= OBJECTIVE =
Write out, please, the line containing "Parse this screenshot: output" together with all lines after it, up to and including the last one, with no other output.
Start of SUPPLIED INFORMATION
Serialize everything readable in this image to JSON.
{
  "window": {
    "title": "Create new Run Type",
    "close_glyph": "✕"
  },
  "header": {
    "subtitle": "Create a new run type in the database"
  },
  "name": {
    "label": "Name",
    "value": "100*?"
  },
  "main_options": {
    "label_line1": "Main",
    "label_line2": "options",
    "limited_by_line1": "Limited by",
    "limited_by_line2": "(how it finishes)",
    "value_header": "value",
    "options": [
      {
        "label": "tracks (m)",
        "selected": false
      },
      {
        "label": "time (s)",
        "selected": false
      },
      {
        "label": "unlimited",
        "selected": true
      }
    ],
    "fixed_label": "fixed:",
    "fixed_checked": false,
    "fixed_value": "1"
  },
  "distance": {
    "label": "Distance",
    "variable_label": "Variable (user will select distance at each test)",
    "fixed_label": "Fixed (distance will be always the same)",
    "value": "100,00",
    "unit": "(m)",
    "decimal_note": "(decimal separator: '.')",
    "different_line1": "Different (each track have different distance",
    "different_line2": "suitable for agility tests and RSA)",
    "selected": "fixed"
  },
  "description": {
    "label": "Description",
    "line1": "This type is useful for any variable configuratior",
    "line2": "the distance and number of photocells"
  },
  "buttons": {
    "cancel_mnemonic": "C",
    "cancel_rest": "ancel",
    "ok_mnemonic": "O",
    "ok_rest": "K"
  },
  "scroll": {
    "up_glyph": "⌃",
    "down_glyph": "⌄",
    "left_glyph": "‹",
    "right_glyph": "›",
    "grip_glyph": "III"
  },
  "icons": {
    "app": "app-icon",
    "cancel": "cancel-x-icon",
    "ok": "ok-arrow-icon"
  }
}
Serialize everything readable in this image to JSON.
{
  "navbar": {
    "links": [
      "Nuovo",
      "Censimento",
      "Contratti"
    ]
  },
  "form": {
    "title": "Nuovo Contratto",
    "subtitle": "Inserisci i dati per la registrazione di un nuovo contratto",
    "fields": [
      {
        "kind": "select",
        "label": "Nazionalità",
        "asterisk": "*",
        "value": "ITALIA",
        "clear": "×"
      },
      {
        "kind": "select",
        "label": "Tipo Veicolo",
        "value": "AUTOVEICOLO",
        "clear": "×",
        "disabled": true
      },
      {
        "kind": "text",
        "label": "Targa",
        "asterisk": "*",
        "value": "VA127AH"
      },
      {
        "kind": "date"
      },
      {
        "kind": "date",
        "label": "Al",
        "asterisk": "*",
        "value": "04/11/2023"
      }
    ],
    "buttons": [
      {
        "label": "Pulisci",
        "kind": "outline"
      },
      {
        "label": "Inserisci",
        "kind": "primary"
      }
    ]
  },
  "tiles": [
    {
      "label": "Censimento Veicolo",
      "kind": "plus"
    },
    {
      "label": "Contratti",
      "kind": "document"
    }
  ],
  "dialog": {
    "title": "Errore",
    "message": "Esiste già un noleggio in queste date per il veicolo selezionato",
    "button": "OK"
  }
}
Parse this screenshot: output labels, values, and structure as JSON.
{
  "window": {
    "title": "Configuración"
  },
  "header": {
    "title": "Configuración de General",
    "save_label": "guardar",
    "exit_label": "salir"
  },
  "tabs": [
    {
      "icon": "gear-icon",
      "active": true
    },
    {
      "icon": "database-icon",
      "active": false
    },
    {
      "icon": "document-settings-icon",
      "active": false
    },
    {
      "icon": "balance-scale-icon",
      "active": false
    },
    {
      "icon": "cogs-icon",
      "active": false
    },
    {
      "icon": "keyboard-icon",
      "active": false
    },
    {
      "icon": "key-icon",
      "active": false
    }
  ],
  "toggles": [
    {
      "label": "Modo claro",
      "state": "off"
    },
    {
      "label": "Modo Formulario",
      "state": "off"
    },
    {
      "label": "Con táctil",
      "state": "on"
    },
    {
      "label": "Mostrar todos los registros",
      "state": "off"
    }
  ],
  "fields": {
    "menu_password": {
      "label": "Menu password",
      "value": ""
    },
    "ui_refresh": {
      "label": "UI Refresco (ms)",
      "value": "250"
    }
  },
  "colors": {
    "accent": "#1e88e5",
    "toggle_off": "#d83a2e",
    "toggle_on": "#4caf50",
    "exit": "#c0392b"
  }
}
End of SUPPLIED INFORMATION
= WRITTEN RESPONSE =
Parse this screenshot: output labels, values, and structure as JSON.
{
  "window": {
    "title": "Configuración"
  },
  "header": {
    "title": "Configuración de General",
    "save_label": "guardar",
    "exit_label": "salir"
  },
  "tabs": [
    {
      "icon": "gear-icon",
      "active": true
    },
    {
      "icon": "database-icon",
      "active": false
    },
    {
      "icon": "document-settings-icon",
      "active": false
    },
    {
      "icon": "balance-scale-icon",
      "active": false
    },
    {
      "icon": "cogs-icon",
      "active": false
    },
    {
      "icon": "keyboard-icon",
      "active": false
    },
    {
      "icon": "key-icon",
      "active": false
    }
  ],
  "toggles": [
    {
      "label": "Modo claro",
      "state": "off"
    },
    {
      "label": "Modo Formulario",
      "state": "off"
    },
    {
      "label": "Con táctil",
      "state": "on"
    },
    {
      "label": "Mostrar todos los registros",
      "state": "off"
    }
  ],
  "fields": {
    "menu_password": {
      "label": "Menu password",
      "value": ""
    },
    "ui_refresh": {
      "label": "UI Refresco (ms)",
      "value": "250"
    }
  },
  "colors": {
    "accent": "#1e88e5",
    "toggle_off": "#d83a2e",
    "toggle_on": "#4caf50",
    "exit": "#c0392b"
  }
}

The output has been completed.